• **Record list**:
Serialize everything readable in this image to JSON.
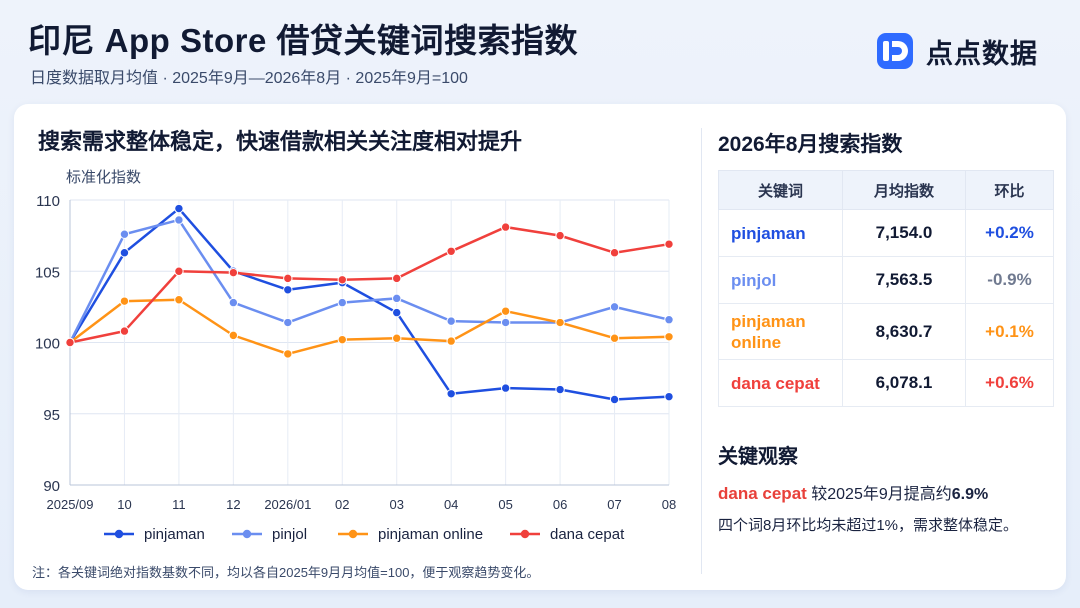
{
  "header": {
    "title": "印尼 App Store 借贷关键词搜索指数",
    "subtitle": "日度数据取月均值 · 2025年9月—2026年8月 · 2025年9月=100",
    "brand": "点点数据"
  },
  "left_panel": {
    "title": "搜索需求整体稳定，快速借款相关关注度相对提升"
  },
  "chart_data": {
    "type": "line",
    "title": "",
    "ylabel": "标准化指数",
    "xlabel": "",
    "x": [
      "2025/09",
      "10",
      "11",
      "12",
      "2026/01",
      "02",
      "03",
      "04",
      "05",
      "06",
      "07",
      "08"
    ],
    "ylim": [
      90,
      110
    ],
    "yticks": [
      90,
      95,
      100,
      105,
      110
    ],
    "grid": true,
    "legend": "bottom",
    "series": [
      {
        "name": "pinjaman",
        "color": "#1f4fe0",
        "values": [
          100,
          106.3,
          109.4,
          105.0,
          103.7,
          104.2,
          102.1,
          96.4,
          96.8,
          96.7,
          96.0,
          96.2
        ]
      },
      {
        "name": "pinjol",
        "color": "#6b8ef0",
        "values": [
          100,
          107.6,
          108.6,
          102.8,
          101.4,
          102.8,
          103.1,
          101.5,
          101.4,
          101.4,
          102.5,
          101.6
        ]
      },
      {
        "name": "pinjaman online",
        "color": "#ff9316",
        "values": [
          100,
          102.9,
          103.0,
          100.5,
          99.2,
          100.2,
          100.3,
          100.1,
          102.2,
          101.4,
          100.3,
          100.4
        ]
      },
      {
        "name": "dana cepat",
        "color": "#f0403c",
        "values": [
          100,
          100.8,
          105.0,
          104.9,
          104.5,
          104.4,
          104.5,
          106.4,
          108.1,
          107.5,
          106.3,
          106.9
        ]
      }
    ]
  },
  "right_panel": {
    "title": "2026年8月搜索指数",
    "table": {
      "headers": [
        "关键词",
        "月均指数",
        "环比"
      ],
      "rows": [
        {
          "keyword": "pinjaman",
          "value": "7,154.0",
          "change": "+0.2%",
          "kw_color": "#1f4fe0",
          "chg_color": "#1f4fe0"
        },
        {
          "keyword": "pinjol",
          "value": "7,563.5",
          "change": "-0.9%",
          "kw_color": "#6b8ef0",
          "chg_color": "#707a90"
        },
        {
          "keyword": "pinjaman online",
          "value": "8,630.7",
          "change": "+0.1%",
          "kw_color": "#ff9316",
          "chg_color": "#ff9316"
        },
        {
          "keyword": "dana cepat",
          "value": "6,078.1",
          "change": "+0.6%",
          "kw_color": "#f0403c",
          "chg_color": "#f0403c"
        }
      ]
    },
    "observations": {
      "title": "关键观察",
      "line1_highlight": "dana cepat",
      "line1_text": " 较2025年9月提高约",
      "line1_value": "6.9%",
      "line2": "四个词8月环比均未超过1%，需求整体稳定。"
    }
  },
  "note": "注：各关键词绝对指数基数不同，均以各自2025年9月月均值=100，便于观察趋势变化。"
}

• **Problem to work on**: Which lines contain "name"? Copy each of them out.

• **In response**:
        "name": "pinjaman",
        "name": "pinjol",
        "name": "pinjaman online",
        "name": "dana cepat",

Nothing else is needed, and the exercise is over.